(Figure content listings)
----------
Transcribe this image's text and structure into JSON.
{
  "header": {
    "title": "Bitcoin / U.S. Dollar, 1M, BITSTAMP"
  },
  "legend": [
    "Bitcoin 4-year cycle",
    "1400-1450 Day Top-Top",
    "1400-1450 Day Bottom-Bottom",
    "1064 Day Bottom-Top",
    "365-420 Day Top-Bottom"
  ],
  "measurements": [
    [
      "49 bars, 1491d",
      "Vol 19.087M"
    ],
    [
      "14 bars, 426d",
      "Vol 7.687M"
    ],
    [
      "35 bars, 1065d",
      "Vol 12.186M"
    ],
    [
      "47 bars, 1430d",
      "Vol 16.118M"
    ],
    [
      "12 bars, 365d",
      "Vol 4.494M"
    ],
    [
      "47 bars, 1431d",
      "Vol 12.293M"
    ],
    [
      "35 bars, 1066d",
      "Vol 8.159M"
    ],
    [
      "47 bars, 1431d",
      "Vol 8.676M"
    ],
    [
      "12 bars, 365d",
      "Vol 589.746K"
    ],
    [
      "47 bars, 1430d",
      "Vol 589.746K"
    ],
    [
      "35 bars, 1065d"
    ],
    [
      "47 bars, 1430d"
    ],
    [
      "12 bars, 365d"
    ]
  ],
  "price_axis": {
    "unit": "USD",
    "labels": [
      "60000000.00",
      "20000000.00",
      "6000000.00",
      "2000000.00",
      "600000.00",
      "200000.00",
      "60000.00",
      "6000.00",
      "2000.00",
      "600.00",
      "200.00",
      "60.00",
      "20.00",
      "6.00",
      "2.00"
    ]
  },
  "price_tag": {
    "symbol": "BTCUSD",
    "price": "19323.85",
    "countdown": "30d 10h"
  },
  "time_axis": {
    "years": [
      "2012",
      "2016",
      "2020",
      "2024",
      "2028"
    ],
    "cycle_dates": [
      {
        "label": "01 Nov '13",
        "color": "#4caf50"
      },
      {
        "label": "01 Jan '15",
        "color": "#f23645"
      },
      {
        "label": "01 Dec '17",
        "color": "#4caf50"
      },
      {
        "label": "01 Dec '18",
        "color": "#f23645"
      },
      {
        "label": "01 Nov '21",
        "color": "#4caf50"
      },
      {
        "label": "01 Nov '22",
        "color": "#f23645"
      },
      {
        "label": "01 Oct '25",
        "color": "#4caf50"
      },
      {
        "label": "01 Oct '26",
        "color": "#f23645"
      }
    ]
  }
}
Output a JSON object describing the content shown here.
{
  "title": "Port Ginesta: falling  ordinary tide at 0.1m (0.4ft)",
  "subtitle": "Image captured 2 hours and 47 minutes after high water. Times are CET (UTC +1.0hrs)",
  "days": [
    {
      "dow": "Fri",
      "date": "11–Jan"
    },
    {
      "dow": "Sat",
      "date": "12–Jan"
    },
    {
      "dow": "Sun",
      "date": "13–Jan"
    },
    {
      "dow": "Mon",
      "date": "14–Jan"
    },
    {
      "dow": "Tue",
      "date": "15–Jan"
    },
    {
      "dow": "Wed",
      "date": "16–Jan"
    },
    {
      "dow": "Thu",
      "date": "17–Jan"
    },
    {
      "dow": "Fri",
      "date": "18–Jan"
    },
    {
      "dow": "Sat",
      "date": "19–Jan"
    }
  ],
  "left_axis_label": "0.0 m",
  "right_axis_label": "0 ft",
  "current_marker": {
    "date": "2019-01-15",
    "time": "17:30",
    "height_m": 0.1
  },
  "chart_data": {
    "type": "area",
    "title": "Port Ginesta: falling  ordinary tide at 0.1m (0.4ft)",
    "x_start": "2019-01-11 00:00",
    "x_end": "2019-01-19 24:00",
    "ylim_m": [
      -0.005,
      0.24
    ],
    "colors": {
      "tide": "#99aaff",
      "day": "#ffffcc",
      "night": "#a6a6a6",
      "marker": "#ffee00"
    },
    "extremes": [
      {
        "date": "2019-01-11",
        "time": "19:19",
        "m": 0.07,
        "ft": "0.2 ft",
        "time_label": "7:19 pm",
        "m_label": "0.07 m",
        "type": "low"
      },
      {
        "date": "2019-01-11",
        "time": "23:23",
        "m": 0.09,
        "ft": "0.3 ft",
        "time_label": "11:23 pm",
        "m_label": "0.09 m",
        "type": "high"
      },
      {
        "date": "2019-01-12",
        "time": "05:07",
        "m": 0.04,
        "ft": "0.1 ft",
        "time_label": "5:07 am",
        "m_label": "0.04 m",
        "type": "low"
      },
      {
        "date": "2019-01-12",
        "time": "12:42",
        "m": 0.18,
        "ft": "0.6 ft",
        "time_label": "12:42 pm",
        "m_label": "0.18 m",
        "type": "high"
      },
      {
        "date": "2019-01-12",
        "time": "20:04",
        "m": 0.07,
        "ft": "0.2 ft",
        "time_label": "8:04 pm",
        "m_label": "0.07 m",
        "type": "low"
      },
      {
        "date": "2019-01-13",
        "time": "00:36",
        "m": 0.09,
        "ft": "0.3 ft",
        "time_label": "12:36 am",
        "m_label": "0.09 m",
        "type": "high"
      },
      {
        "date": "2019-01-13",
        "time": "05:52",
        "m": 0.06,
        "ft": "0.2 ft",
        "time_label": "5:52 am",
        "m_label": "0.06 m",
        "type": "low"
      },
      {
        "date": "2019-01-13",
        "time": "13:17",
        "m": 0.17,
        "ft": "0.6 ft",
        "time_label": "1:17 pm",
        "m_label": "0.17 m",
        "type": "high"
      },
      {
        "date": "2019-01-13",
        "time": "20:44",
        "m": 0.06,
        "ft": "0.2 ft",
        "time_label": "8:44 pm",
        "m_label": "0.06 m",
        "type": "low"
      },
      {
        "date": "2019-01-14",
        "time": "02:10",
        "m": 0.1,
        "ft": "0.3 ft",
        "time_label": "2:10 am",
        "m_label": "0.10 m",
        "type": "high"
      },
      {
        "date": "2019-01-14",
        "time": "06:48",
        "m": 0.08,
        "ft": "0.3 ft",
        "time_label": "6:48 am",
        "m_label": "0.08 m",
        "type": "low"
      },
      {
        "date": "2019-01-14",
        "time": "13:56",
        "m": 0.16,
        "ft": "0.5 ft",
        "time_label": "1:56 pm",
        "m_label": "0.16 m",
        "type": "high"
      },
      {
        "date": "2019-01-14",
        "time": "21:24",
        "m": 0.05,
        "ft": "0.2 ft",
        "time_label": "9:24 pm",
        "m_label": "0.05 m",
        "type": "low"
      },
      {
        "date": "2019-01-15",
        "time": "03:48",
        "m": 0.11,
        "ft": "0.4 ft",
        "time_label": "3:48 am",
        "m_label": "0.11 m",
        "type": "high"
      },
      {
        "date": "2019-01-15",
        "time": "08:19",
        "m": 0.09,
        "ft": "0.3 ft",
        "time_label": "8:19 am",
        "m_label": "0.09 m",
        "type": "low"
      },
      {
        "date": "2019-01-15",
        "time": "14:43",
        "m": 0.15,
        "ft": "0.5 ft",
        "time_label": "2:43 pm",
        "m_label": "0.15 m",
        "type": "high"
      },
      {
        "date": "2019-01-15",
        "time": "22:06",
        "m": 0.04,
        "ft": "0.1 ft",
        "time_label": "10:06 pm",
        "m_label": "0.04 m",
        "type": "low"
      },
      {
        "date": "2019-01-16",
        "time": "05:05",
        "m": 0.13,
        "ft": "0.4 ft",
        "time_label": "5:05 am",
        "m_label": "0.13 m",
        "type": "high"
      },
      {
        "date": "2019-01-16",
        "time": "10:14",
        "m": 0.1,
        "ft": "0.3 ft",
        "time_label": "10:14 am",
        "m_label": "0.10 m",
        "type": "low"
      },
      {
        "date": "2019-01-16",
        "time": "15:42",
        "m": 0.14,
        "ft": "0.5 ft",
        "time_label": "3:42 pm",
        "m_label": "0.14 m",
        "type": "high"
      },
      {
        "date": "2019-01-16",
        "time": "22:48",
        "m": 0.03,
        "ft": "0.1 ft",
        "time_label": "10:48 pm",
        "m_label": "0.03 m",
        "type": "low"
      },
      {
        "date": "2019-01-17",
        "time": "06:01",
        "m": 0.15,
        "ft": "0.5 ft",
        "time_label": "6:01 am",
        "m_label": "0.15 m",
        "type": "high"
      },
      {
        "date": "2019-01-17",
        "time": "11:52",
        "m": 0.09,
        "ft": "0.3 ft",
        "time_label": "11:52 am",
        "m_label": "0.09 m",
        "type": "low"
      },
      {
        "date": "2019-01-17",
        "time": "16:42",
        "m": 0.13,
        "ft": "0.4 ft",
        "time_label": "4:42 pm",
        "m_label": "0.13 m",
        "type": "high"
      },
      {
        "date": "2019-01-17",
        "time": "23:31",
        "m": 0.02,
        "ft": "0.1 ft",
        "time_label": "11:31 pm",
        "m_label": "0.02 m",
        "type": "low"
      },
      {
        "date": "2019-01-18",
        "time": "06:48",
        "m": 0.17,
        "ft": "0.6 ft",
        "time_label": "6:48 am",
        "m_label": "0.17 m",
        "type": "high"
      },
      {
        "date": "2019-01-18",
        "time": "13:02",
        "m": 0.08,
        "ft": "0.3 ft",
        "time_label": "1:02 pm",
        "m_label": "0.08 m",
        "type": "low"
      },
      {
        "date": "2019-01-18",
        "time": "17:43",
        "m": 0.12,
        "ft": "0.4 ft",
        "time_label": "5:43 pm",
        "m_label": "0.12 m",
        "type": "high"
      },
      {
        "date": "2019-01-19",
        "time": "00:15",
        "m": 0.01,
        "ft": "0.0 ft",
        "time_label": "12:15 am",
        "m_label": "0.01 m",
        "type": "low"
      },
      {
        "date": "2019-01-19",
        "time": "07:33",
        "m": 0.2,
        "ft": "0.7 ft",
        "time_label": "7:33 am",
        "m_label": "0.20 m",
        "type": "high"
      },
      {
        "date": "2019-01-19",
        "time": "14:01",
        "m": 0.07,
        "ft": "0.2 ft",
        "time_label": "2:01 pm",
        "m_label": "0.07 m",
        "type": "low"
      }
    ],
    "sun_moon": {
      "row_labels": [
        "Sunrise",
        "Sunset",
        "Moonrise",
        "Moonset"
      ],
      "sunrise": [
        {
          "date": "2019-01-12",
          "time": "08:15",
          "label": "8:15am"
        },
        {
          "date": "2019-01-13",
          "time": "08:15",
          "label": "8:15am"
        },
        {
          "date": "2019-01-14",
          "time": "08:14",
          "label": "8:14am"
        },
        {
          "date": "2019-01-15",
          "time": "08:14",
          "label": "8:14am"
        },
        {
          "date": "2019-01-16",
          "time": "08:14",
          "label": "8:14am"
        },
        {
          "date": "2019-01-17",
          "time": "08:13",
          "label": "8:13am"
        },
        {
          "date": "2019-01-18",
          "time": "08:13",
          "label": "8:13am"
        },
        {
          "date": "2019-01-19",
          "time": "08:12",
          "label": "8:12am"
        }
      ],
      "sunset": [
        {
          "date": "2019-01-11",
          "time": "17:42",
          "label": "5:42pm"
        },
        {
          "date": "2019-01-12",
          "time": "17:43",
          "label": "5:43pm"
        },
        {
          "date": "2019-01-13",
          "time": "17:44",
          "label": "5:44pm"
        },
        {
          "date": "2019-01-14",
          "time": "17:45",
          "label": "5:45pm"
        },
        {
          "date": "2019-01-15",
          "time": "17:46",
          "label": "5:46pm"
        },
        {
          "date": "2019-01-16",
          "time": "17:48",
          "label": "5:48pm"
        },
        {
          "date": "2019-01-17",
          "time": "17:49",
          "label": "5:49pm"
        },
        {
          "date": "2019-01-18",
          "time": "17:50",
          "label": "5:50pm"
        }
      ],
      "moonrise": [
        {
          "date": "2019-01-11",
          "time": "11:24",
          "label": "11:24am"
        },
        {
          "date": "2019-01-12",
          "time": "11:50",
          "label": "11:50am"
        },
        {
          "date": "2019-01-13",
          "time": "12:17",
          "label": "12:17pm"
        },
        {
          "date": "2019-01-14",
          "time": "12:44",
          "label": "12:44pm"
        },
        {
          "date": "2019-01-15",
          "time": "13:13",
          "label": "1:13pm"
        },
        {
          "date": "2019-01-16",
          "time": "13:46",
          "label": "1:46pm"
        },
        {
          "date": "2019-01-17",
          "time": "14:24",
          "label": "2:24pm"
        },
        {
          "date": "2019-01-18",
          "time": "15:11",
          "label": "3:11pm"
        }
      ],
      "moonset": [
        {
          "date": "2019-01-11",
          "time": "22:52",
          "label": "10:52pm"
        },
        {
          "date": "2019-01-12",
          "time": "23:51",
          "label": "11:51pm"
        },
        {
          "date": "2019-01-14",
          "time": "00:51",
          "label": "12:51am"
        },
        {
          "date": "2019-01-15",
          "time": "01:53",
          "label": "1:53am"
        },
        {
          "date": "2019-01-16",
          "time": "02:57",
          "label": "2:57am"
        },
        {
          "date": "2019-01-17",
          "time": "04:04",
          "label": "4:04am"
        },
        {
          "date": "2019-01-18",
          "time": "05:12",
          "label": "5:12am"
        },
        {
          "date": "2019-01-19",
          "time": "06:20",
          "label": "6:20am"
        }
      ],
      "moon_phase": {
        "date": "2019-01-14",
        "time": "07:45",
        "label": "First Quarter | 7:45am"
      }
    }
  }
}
----------
■ **Challenge**: In the material above, how many lines hold the word "Port"? Say only the number.

■ **Expected output**: 2